**GIVEN PROBLEM**
Reproduce the rows below, swapping every "legend-marker" for "legend-symbol" and leaving everything else unchanged.

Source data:
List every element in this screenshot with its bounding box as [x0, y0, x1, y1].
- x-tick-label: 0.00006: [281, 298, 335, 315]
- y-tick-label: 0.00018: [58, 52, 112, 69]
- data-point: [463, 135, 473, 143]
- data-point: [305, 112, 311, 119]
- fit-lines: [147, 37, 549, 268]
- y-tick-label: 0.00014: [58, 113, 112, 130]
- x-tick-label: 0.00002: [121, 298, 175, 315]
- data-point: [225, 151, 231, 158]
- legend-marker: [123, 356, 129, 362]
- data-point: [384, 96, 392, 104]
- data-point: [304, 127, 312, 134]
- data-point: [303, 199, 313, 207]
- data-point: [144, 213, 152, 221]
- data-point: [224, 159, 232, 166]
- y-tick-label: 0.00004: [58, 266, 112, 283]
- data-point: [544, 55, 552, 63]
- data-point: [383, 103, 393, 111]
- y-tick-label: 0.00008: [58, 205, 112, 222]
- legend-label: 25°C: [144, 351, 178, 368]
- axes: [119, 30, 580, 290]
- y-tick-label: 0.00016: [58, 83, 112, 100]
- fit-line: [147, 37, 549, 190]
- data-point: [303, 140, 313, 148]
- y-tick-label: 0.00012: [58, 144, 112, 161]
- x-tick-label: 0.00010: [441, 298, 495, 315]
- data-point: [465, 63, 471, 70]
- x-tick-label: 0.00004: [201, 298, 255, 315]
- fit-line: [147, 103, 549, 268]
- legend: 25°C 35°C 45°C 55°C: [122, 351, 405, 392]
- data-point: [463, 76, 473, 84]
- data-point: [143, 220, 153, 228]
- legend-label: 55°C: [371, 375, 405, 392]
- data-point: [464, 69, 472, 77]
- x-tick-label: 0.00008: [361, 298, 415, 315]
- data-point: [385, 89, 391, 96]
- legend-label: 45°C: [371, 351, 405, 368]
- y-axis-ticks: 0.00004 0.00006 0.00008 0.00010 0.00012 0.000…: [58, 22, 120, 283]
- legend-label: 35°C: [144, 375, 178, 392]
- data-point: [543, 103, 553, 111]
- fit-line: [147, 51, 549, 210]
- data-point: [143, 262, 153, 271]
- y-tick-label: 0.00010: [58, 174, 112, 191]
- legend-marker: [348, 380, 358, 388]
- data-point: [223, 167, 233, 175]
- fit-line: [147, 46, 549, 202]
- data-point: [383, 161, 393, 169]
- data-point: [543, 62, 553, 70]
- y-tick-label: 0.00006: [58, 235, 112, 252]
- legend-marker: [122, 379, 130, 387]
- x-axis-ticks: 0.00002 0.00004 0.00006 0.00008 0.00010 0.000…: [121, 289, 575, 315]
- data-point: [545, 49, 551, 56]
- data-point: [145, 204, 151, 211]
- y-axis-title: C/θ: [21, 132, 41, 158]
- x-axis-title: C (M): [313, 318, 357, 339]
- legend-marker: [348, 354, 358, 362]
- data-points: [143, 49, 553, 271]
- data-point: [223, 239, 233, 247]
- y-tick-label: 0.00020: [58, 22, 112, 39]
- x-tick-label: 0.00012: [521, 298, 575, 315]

**ANSWER BELOW**
List every element in this screenshot with its bounding box as [x0, y0, x1, y1].
- x-tick-label: 0.00006: [281, 298, 335, 315]
- y-tick-label: 0.00018: [58, 52, 112, 69]
- data-point: [463, 135, 473, 143]
- data-point: [305, 112, 311, 119]
- fit-lines: [147, 37, 549, 268]
- y-tick-label: 0.00014: [58, 113, 112, 130]
- x-tick-label: 0.00002: [121, 298, 175, 315]
- data-point: [225, 151, 231, 158]
- legend-symbol: [123, 356, 129, 362]
- data-point: [384, 96, 392, 104]
- data-point: [304, 127, 312, 134]
- data-point: [303, 199, 313, 207]
- data-point: [144, 213, 152, 221]
- data-point: [224, 159, 232, 166]
- y-tick-label: 0.00004: [58, 266, 112, 283]
- data-point: [544, 55, 552, 63]
- data-point: [383, 103, 393, 111]
- y-tick-label: 0.00008: [58, 205, 112, 222]
- legend-label: 25°C: [144, 351, 178, 368]
- axes: [119, 30, 580, 290]
- y-tick-label: 0.00016: [58, 83, 112, 100]
- fit-line: [147, 37, 549, 190]
- data-point: [303, 140, 313, 148]
- y-tick-label: 0.00012: [58, 144, 112, 161]
- x-tick-label: 0.00010: [441, 298, 495, 315]
- data-point: [465, 63, 471, 70]
- x-tick-label: 0.00004: [201, 298, 255, 315]
- fit-line: [147, 103, 549, 268]
- legend: 25°C 35°C 45°C 55°C: [122, 351, 405, 392]
- data-point: [463, 76, 473, 84]
- data-point: [143, 220, 153, 228]
- legend-label: 55°C: [371, 375, 405, 392]
- data-point: [464, 69, 472, 77]
- x-tick-label: 0.00008: [361, 298, 415, 315]
- data-point: [385, 89, 391, 96]
- legend-label: 45°C: [371, 351, 405, 368]
- y-axis-ticks: 0.00004 0.00006 0.00008 0.00010 0.00012 0.000…: [58, 22, 120, 283]
- legend-label: 35°C: [144, 375, 178, 392]
- data-point: [543, 103, 553, 111]
- fit-line: [147, 51, 549, 210]
- data-point: [143, 262, 153, 271]
- y-tick-label: 0.00010: [58, 174, 112, 191]
- legend-symbol: [348, 380, 358, 388]
- data-point: [223, 167, 233, 175]
- fit-line: [147, 46, 549, 202]
- data-point: [383, 161, 393, 169]
- data-point: [543, 62, 553, 70]
- y-tick-label: 0.00006: [58, 235, 112, 252]
- legend-symbol: [122, 379, 130, 387]
- x-axis-ticks: 0.00002 0.00004 0.00006 0.00008 0.00010 0.000…: [121, 289, 575, 315]
- data-point: [545, 49, 551, 56]
- data-point: [145, 204, 151, 211]
- y-axis-title: C/θ: [21, 132, 41, 158]
- x-axis-title: C (M): [313, 318, 357, 339]
- legend-symbol: [348, 354, 358, 362]
- data-points: [143, 49, 553, 271]
- data-point: [223, 239, 233, 247]
- y-tick-label: 0.00020: [58, 22, 112, 39]
- x-tick-label: 0.00012: [521, 298, 575, 315]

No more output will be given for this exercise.